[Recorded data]
☆ ☆ ☆

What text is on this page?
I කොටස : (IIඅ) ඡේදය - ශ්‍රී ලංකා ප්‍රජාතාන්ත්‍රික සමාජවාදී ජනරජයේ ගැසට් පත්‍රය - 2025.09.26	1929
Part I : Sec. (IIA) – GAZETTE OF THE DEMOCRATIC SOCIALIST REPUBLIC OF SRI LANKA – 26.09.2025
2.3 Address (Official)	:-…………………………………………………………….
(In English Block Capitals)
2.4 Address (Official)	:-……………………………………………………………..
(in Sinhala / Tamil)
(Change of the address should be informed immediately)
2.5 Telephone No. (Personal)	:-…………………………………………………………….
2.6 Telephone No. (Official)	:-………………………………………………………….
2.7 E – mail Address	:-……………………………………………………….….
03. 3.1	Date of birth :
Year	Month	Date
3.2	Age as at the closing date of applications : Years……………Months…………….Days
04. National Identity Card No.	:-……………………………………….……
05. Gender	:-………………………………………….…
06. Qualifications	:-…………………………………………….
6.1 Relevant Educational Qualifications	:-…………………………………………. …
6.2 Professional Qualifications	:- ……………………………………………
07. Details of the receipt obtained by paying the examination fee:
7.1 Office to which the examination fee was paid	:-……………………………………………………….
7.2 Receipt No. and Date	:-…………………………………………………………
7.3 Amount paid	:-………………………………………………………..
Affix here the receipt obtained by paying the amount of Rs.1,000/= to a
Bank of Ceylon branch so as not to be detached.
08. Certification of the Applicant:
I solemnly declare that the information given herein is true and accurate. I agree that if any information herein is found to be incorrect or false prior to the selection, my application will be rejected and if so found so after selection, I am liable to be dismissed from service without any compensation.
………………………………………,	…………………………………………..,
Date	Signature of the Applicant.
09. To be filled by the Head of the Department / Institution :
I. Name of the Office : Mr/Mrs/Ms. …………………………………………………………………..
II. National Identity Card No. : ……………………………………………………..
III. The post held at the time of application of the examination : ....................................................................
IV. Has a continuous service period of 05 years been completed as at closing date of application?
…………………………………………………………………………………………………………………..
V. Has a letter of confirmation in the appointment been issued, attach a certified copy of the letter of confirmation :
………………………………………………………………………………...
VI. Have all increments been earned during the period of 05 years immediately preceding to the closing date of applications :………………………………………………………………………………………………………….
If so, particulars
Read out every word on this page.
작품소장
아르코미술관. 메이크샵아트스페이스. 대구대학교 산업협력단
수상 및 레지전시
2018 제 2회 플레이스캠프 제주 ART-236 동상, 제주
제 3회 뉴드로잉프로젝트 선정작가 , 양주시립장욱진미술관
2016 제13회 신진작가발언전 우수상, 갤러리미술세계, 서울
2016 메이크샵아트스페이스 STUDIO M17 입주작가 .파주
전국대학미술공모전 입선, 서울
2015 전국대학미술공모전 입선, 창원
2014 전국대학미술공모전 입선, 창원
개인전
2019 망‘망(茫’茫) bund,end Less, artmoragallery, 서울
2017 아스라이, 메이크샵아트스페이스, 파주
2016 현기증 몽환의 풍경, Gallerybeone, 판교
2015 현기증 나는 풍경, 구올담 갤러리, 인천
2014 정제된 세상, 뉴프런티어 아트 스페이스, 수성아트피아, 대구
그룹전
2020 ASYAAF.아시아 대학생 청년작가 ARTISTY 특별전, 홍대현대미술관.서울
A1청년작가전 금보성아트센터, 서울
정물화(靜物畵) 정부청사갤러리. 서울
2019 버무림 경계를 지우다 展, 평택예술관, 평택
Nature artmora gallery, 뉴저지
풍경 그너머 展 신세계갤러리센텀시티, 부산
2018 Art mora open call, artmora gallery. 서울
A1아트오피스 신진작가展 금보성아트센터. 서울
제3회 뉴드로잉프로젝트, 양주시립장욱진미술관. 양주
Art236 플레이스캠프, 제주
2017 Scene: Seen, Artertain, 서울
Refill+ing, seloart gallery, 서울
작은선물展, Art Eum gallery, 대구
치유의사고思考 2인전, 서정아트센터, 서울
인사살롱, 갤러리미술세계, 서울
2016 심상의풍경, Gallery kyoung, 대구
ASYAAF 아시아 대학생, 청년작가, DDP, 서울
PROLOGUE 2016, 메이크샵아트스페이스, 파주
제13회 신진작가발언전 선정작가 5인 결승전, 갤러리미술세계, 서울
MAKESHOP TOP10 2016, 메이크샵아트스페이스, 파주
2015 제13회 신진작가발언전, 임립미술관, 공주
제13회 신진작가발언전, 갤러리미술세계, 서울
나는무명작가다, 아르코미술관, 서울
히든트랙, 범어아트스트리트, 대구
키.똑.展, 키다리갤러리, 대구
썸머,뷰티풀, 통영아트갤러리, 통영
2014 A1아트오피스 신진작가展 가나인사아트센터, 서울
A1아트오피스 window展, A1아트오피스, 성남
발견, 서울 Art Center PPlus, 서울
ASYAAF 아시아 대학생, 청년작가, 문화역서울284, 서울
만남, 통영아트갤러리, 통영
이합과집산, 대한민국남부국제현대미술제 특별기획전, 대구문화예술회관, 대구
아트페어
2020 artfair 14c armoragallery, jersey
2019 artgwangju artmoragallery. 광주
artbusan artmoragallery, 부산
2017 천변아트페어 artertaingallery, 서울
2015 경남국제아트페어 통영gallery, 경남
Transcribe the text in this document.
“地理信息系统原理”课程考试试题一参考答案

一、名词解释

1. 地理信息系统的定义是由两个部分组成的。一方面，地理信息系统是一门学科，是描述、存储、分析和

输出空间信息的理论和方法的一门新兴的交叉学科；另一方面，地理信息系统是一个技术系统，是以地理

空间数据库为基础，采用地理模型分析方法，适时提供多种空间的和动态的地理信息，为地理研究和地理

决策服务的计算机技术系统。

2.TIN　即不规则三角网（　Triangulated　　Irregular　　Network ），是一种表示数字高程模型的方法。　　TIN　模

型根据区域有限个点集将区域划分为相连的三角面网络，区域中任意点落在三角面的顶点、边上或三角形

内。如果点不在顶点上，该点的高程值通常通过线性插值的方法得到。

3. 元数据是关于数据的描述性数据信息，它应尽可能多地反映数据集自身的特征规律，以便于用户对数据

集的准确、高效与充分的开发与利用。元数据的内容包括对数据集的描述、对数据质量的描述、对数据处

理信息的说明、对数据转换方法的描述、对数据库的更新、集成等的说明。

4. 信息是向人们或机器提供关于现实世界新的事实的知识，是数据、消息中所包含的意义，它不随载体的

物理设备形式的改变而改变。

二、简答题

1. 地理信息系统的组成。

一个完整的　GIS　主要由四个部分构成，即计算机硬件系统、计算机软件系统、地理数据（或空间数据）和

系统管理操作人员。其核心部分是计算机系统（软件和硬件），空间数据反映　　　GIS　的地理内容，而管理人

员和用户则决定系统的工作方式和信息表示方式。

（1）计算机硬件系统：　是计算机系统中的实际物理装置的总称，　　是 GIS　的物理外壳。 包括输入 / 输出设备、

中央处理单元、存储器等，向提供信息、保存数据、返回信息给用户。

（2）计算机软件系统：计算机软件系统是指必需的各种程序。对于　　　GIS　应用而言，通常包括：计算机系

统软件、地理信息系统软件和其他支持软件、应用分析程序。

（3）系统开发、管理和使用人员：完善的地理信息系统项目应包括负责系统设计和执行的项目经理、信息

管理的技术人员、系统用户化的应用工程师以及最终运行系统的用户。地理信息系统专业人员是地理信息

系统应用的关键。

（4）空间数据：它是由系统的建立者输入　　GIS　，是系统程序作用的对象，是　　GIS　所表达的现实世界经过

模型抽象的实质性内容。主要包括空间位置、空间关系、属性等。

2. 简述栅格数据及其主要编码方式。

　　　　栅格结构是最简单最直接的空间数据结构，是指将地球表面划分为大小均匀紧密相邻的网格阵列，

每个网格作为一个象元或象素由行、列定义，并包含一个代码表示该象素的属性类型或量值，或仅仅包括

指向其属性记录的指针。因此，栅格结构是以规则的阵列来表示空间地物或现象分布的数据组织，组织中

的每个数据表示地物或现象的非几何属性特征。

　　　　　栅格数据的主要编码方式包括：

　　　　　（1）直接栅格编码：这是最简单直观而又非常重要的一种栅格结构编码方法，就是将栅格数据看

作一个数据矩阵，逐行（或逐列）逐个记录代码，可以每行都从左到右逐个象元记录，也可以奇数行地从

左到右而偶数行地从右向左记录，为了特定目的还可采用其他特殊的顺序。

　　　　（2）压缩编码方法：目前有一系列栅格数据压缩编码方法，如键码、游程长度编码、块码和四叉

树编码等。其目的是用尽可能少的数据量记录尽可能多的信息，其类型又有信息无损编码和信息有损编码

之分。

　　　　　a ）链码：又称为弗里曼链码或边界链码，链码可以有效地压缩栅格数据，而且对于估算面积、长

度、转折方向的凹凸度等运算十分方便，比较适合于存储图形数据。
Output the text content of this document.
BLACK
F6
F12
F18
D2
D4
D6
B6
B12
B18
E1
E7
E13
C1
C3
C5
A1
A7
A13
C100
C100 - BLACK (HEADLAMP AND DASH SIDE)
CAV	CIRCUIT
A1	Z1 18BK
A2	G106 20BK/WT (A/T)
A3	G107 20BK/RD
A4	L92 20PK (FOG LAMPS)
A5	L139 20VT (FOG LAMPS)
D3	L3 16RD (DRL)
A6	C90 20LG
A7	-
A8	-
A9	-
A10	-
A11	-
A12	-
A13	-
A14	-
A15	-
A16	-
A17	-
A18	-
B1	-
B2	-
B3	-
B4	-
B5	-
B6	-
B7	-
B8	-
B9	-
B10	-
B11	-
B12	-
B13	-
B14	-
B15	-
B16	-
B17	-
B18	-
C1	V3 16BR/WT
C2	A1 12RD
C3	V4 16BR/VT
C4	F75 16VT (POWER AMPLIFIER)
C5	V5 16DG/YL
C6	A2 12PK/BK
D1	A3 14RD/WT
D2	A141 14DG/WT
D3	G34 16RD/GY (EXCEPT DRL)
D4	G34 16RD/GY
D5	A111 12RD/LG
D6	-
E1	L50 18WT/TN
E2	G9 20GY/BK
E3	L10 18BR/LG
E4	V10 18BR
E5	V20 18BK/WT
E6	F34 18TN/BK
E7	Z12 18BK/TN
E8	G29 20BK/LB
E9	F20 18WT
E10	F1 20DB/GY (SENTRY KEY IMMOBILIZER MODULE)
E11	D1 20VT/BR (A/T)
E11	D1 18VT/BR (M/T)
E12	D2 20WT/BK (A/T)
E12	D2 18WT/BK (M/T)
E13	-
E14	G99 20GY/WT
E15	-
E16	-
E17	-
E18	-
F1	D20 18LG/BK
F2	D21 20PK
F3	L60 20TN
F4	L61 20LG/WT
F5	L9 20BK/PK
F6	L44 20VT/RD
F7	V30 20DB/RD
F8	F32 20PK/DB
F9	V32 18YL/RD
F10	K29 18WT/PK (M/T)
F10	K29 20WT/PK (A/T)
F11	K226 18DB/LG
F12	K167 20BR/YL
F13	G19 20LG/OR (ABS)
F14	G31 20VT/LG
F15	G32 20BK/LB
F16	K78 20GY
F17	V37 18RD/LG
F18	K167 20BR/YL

☆ ☆ ☆

→ THE TASK
Go through the material above and count the lines that contain "Qualifications"; give that number alone.

→ FINAL RESULT
3